[Dataset items]
________

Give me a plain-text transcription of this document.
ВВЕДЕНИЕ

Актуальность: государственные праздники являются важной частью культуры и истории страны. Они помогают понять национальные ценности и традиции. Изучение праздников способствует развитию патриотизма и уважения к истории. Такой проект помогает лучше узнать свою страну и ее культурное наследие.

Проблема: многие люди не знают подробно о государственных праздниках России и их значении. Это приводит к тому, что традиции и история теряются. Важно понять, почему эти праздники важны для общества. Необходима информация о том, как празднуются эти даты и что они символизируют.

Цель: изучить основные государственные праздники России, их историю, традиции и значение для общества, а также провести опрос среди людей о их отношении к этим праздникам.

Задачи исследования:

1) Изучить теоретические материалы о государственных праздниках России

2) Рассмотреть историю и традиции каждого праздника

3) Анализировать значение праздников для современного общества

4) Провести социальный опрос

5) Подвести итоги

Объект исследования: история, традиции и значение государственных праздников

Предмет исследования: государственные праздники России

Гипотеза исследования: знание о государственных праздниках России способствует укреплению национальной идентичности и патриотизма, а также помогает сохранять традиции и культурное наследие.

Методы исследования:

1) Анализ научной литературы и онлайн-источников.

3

________

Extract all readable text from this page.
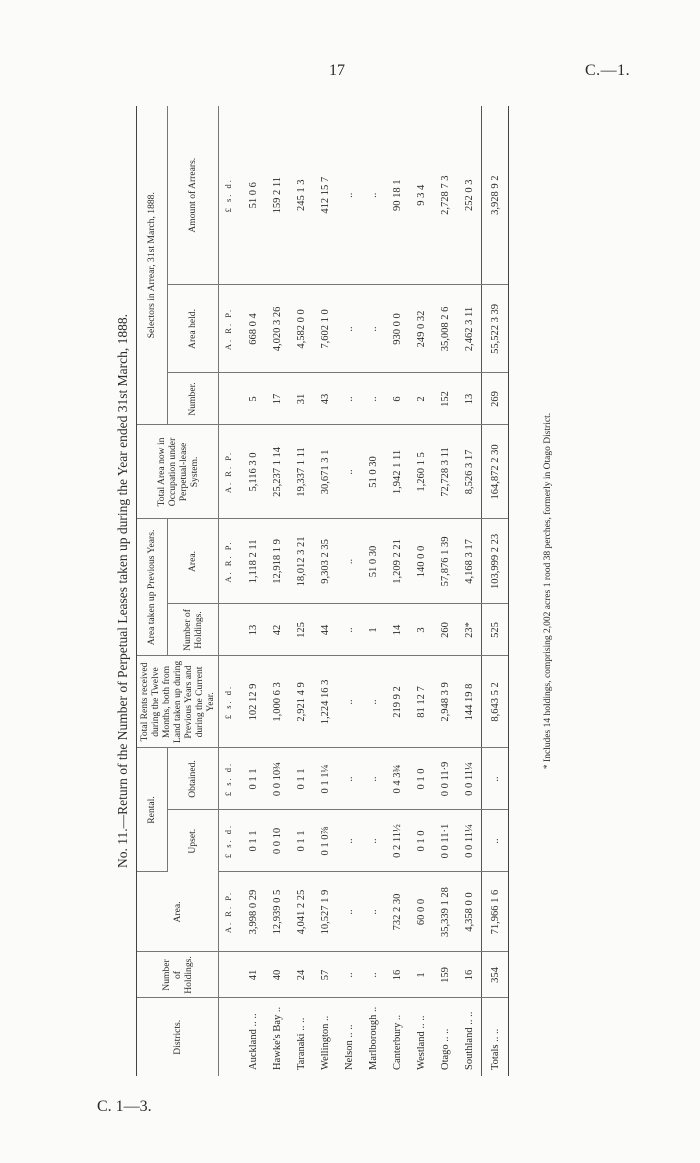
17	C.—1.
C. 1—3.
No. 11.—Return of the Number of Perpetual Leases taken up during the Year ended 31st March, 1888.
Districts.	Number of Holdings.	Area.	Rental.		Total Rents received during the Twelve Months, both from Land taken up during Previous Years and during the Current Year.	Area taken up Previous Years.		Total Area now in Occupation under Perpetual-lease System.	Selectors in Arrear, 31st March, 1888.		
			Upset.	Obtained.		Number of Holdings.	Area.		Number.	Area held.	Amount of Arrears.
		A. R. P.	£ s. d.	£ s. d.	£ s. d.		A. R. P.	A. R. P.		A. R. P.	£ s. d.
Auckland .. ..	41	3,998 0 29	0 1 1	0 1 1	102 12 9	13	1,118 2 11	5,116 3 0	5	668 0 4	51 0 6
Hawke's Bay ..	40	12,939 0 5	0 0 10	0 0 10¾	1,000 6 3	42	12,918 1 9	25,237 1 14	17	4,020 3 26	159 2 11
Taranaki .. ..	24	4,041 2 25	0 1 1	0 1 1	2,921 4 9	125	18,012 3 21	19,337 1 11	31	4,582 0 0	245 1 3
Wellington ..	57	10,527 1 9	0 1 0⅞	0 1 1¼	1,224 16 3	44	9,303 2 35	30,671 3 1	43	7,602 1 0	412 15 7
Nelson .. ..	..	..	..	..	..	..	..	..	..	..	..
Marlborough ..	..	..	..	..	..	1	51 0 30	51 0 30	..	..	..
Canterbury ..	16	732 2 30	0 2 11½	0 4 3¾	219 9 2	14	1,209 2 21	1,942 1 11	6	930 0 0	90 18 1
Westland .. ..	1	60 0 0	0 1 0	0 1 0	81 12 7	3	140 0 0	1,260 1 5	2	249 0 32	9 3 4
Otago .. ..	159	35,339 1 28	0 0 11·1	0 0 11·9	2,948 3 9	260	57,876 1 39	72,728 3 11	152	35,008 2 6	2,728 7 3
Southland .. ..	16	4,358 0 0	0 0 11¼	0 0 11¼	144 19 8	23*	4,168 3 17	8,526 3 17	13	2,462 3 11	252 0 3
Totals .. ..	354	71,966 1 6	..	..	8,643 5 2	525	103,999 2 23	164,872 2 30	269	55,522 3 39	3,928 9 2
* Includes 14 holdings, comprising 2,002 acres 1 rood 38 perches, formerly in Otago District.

________

### DESCRIPTION OF THE TASK
Look through the records and gather each line with the word "историю".

### ANSWER TO THIS PROBLEM
Цель: изучить основные государственные праздники России, их историю, традиции и значение для общества, а также провести опрос среди людей о их отношении к этим праздникам.
2) Рассмотреть историю и традиции каждого праздника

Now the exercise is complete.